— Required task —
Write out all of the entries exactly, please.

------------------------------------

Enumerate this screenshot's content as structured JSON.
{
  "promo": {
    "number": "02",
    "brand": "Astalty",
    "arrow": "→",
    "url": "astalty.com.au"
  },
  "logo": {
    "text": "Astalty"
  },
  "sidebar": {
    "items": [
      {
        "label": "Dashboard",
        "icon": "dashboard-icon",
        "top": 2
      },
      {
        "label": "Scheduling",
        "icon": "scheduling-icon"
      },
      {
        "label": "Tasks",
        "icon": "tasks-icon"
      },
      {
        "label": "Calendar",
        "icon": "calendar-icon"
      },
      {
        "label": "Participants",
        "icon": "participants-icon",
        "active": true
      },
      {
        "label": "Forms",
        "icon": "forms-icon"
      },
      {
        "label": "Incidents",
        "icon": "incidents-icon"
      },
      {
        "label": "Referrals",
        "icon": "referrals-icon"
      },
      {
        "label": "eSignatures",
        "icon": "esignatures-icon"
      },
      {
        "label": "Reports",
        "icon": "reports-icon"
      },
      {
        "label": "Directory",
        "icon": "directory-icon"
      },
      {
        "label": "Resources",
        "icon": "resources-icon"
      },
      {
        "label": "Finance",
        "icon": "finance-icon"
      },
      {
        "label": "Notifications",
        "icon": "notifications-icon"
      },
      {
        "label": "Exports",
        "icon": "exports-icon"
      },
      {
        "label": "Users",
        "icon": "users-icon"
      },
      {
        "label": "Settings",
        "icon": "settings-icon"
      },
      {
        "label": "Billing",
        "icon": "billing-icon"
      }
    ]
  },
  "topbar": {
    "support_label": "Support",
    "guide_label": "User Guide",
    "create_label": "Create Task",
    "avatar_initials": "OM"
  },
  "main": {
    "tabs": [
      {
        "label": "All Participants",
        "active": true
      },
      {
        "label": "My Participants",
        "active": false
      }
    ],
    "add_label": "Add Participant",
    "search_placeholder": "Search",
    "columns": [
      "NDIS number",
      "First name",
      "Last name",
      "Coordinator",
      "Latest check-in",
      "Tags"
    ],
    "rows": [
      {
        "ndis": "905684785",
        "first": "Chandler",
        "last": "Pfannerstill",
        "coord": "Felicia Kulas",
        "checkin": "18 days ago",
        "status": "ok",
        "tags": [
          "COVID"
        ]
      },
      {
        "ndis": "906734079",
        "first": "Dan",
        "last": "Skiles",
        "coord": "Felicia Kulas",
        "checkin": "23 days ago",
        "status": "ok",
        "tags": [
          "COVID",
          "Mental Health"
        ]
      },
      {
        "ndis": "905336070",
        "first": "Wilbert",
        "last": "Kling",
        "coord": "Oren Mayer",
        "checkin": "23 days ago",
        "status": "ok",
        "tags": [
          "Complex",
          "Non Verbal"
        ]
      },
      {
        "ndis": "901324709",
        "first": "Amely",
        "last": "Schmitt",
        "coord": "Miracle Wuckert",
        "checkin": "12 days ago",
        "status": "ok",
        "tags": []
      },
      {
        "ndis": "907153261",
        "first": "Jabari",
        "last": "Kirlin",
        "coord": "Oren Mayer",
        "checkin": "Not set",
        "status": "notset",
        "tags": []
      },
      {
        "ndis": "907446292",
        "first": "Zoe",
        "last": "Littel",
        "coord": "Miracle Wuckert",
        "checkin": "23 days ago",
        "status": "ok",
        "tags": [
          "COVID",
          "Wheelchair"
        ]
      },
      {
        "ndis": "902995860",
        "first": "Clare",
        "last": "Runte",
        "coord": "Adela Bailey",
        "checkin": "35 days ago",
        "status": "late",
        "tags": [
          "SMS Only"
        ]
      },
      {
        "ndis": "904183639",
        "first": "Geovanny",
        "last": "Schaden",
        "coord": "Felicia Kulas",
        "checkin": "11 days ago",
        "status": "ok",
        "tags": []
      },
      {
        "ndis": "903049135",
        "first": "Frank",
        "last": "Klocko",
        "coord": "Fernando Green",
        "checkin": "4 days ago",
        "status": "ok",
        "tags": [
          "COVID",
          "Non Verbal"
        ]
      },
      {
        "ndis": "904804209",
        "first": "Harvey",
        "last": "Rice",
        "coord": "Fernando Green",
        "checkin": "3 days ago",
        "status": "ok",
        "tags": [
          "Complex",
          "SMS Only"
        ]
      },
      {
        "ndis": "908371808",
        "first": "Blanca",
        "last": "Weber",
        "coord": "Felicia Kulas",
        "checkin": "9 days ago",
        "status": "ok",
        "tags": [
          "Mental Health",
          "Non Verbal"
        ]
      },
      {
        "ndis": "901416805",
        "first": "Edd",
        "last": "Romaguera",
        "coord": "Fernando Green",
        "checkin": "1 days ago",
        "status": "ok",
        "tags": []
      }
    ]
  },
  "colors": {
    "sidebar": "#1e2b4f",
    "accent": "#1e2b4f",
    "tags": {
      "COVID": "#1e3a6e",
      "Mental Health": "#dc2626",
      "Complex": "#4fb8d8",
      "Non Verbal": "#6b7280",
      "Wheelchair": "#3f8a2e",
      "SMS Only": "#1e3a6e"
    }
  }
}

------------------------------------

— Solution —
Enumerate this screenshot's content as structured JSON.
{
  "promo": {
    "number": "02",
    "brand": "Astalty",
    "arrow": "→",
    "url": "astalty.com.au"
  },
  "logo": {
    "text": "Astalty"
  },
  "sidebar": {
    "items": [
      {
        "label": "Dashboard",
        "icon": "dashboard-icon",
        "top": 2
      },
      {
        "label": "Scheduling",
        "icon": "scheduling-icon"
      },
      {
        "label": "Tasks",
        "icon": "tasks-icon"
      },
      {
        "label": "Calendar",
        "icon": "calendar-icon"
      },
      {
        "label": "Participants",
        "icon": "participants-icon",
        "active": true
      },
      {
        "label": "Forms",
        "icon": "forms-icon"
      },
      {
        "label": "Incidents",
        "icon": "incidents-icon"
      },
      {
        "label": "Referrals",
        "icon": "referrals-icon"
      },
      {
        "label": "eSignatures",
        "icon": "esignatures-icon"
      },
      {
        "label": "Reports",
        "icon": "reports-icon"
      },
      {
        "label": "Directory",
        "icon": "directory-icon"
      },
      {
        "label": "Resources",
        "icon": "resources-icon"
      },
      {
        "label": "Finance",
        "icon": "finance-icon"
      },
      {
        "label": "Notifications",
        "icon": "notifications-icon"
      },
      {
        "label": "Exports",
        "icon": "exports-icon"
      },
      {
        "label": "Users",
        "icon": "users-icon"
      },
      {
        "label": "Settings",
        "icon": "settings-icon"
      },
      {
        "label": "Billing",
        "icon": "billing-icon"
      }
    ]
  },
  "topbar": {
    "support_label": "Support",
    "guide_label": "User Guide",
    "create_label": "Create Task",
    "avatar_initials": "OM"
  },
  "main": {
    "tabs": [
      {
        "label": "All Participants",
        "active": true
      },
      {
        "label": "My Participants",
        "active": false
      }
    ],
    "add_label": "Add Participant",
    "search_placeholder": "Search",
    "columns": [
      "NDIS number",
      "First name",
      "Last name",
      "Coordinator",
      "Latest check-in",
      "Tags"
    ],
    "rows": [
      {
        "ndis": "905684785",
        "first": "Chandler",
        "last": "Pfannerstill",
        "coord": "Felicia Kulas",
        "checkin": "18 days ago",
        "status": "ok",
        "tags": [
          "COVID"
        ]
      },
      {
        "ndis": "906734079",
        "first": "Dan",
        "last": "Skiles",
        "coord": "Felicia Kulas",
        "checkin": "23 days ago",
        "status": "ok",
        "tags": [
          "COVID",
          "Mental Health"
        ]
      },
      {
        "ndis": "905336070",
        "first": "Wilbert",
        "last": "Kling",
        "coord": "Oren Mayer",
        "checkin": "23 days ago",
        "status": "ok",
        "tags": [
          "Complex",
          "Non Verbal"
        ]
      },
      {
        "ndis": "901324709",
        "first": "Amely",
        "last": "Schmitt",
        "coord": "Miracle Wuckert",
        "checkin": "12 days ago",
        "status": "ok",
        "tags": []
      },
      {
        "ndis": "907153261",
        "first": "Jabari",
        "last": "Kirlin",
        "coord": "Oren Mayer",
        "checkin": "Not set",
        "status": "notset",
        "tags": []
      },
      {
        "ndis": "907446292",
        "first": "Zoe",
        "last": "Littel",
        "coord": "Miracle Wuckert",
        "checkin": "23 days ago",
        "status": "ok",
        "tags": [
          "COVID",
          "Wheelchair"
        ]
      },
      {
        "ndis": "902995860",
        "first": "Clare",
        "last": "Runte",
        "coord": "Adela Bailey",
        "checkin": "35 days ago",
        "status": "late",
        "tags": [
          "SMS Only"
        ]
      },
      {
        "ndis": "904183639",
        "first": "Geovanny",
        "last": "Schaden",
        "coord": "Felicia Kulas",
        "checkin": "11 days ago",
        "status": "ok",
        "tags": []
      },
      {
        "ndis": "903049135",
        "first": "Frank",
        "last": "Klocko",
        "coord": "Fernando Green",
        "checkin": "4 days ago",
        "status": "ok",
        "tags": [
          "COVID",
          "Non Verbal"
        ]
      },
      {
        "ndis": "904804209",
        "first": "Harvey",
        "last": "Rice",
        "coord": "Fernando Green",
        "checkin": "3 days ago",
        "status": "ok",
        "tags": [
          "Complex",
          "SMS Only"
        ]
      },
      {
        "ndis": "908371808",
        "first": "Blanca",
        "last": "Weber",
        "coord": "Felicia Kulas",
        "checkin": "9 days ago",
        "status": "ok",
        "tags": [
          "Mental Health",
          "Non Verbal"
        ]
      },
      {
        "ndis": "901416805",
        "first": "Edd",
        "last": "Romaguera",
        "coord": "Fernando Green",
        "checkin": "1 days ago",
        "status": "ok",
        "tags": []
      }
    ]
  },
  "colors": {
    "sidebar": "#1e2b4f",
    "accent": "#1e2b4f",
    "tags": {
      "COVID": "#1e3a6e",
      "Mental Health": "#dc2626",
      "Complex": "#4fb8d8",
      "Non Verbal": "#6b7280",
      "Wheelchair": "#3f8a2e",
      "SMS Only": "#1e3a6e"
    }
  }
}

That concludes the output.